__Data provided__:
-- Start --

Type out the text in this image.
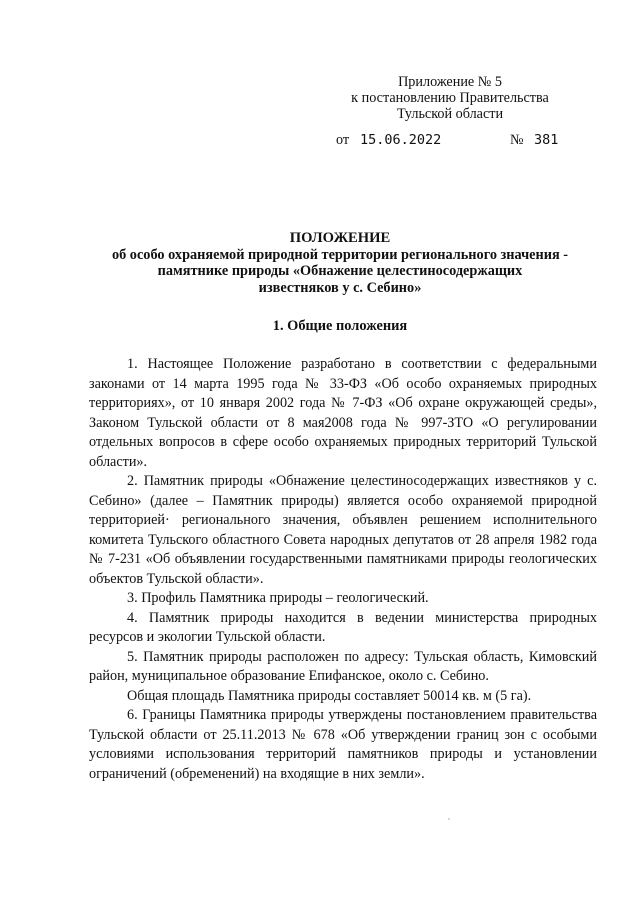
Приложение № 5
к постановлению Правительства
Тульской области
от 15.06.2022	№ 381
ПОЛОЖЕНИЕ
об особо охраняемой природной территории регионального значения -
памятнике природы «Обнажение целестиносодержащих
известняков у с. Себино»
1. Общие положения

1. Настоящее Положение разработано в соответствии с федеральными законами от 14 марта 1995 года № 33-ФЗ «Об особо охраняемых природных территориях», от 10 января 2002 года № 7-ФЗ «Об охране окружающей среды», Законом Тульской области от 8 мая2008 года № 997-ЗТО «О регулировании отдельных вопросов в сфере особо охраняемых природных территорий Тульской области».

2. Памятник природы «Обнажение целестиносодержащих известняков у с. Себино» (далее – Памятник природы) является особо охраняемой природной территорией· регионального значения, объявлен решением исполнительного комитета Тульского областного Совета народных депутатов от 28 апреля 1982 года № 7-231 «Об объявлении государственными памятниками природы геологических объектов Тульской области».

3. Профиль Памятника природы – геологический.

4. Памятник природы находится в ведении министерства природных ресурсов и экологии Тульской области.

5. Памятник природы расположен по адресу: Тульская область, Кимовский район, муниципальное образование Епифанское, около с. Себино.

Общая площадь Памятника природы составляет 50014 кв. м (5 га).

6. Границы Памятника природы утверждены постановлением правительства Тульской области от 25.11.2013 № 678 «Об утверждении границ зон с особыми условиями использования территорий памятников природы и установлении ограничений (обременений) на входящие в них земли».
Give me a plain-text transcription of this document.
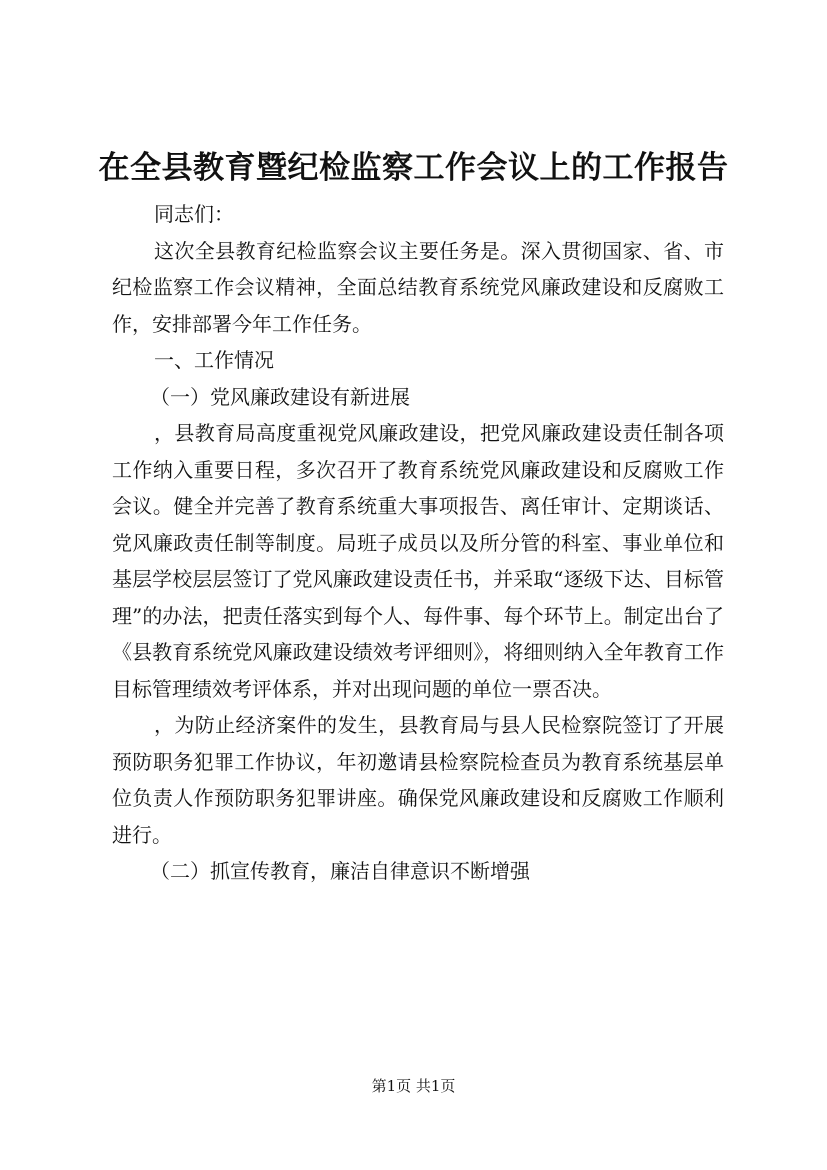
在全县教育暨纪检监察工作会议上的工作报告

同志们：

这次全县教育纪检监察会议主要任务是。深入贯彻国家、省、市纪检监察工作会议精神，全面总结教育系统党风廉政建设和反腐败工作，安排部署今年工作任务。

一、工作情况

（一）党风廉政建设有新进展

，县教育局高度重视党风廉政建设，把党风廉政建设责任制各项工作纳入重要日程，多次召开了教育系统党风廉政建设和反腐败工作会议。健全并完善了教育系统重大事项报告、离任审计、定期谈话、党风廉政责任制等制度。局班子成员以及所分管的科室、事业单位和基层学校层层签订了党风廉政建设责任书，并采取“逐级下达、目标管理”的办法，把责任落实到每个人、每件事、每个环节上。制定出台了《县教育系统党风廉政建设绩效考评细则》，将细则纳入全年教育工作目标管理绩效考评体系，并对出现问题的单位一票否决。

，为防止经济案件的发生，县教育局与县人民检察院签订了开展预防职务犯罪工作协议，年初邀请县检察院检查员为教育系统基层单位负责人作预防职务犯罪讲座。确保党风廉政建设和反腐败工作顺利进行。

（二）抓宣传教育，廉洁自律意识不断增强

第1页 共1页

-- End --

__To do__: With the pictures left out, please output each line from the one containing "Give me a plain-text" through the end of the entries, exactly as it is.

__Finished task__:
Give me a plain-text transcription of this document.
在全县教育暨纪检监察工作会议上的工作报告

同志们：

这次全县教育纪检监察会议主要任务是。深入贯彻国家、省、市纪检监察工作会议精神，全面总结教育系统党风廉政建设和反腐败工作，安排部署今年工作任务。

一、工作情况

（一）党风廉政建设有新进展

，县教育局高度重视党风廉政建设，把党风廉政建设责任制各项工作纳入重要日程，多次召开了教育系统党风廉政建设和反腐败工作会议。健全并完善了教育系统重大事项报告、离任审计、定期谈话、党风廉政责任制等制度。局班子成员以及所分管的科室、事业单位和基层学校层层签订了党风廉政建设责任书，并采取“逐级下达、目标管理”的办法，把责任落实到每个人、每件事、每个环节上。制定出台了《县教育系统党风廉政建设绩效考评细则》，将细则纳入全年教育工作目标管理绩效考评体系，并对出现问题的单位一票否决。

，为防止经济案件的发生，县教育局与县人民检察院签订了开展预防职务犯罪工作协议，年初邀请县检察院检查员为教育系统基层单位负责人作预防职务犯罪讲座。确保党风廉政建设和反腐败工作顺利进行。

（二）抓宣传教育，廉洁自律意识不断增强

第1页 共1页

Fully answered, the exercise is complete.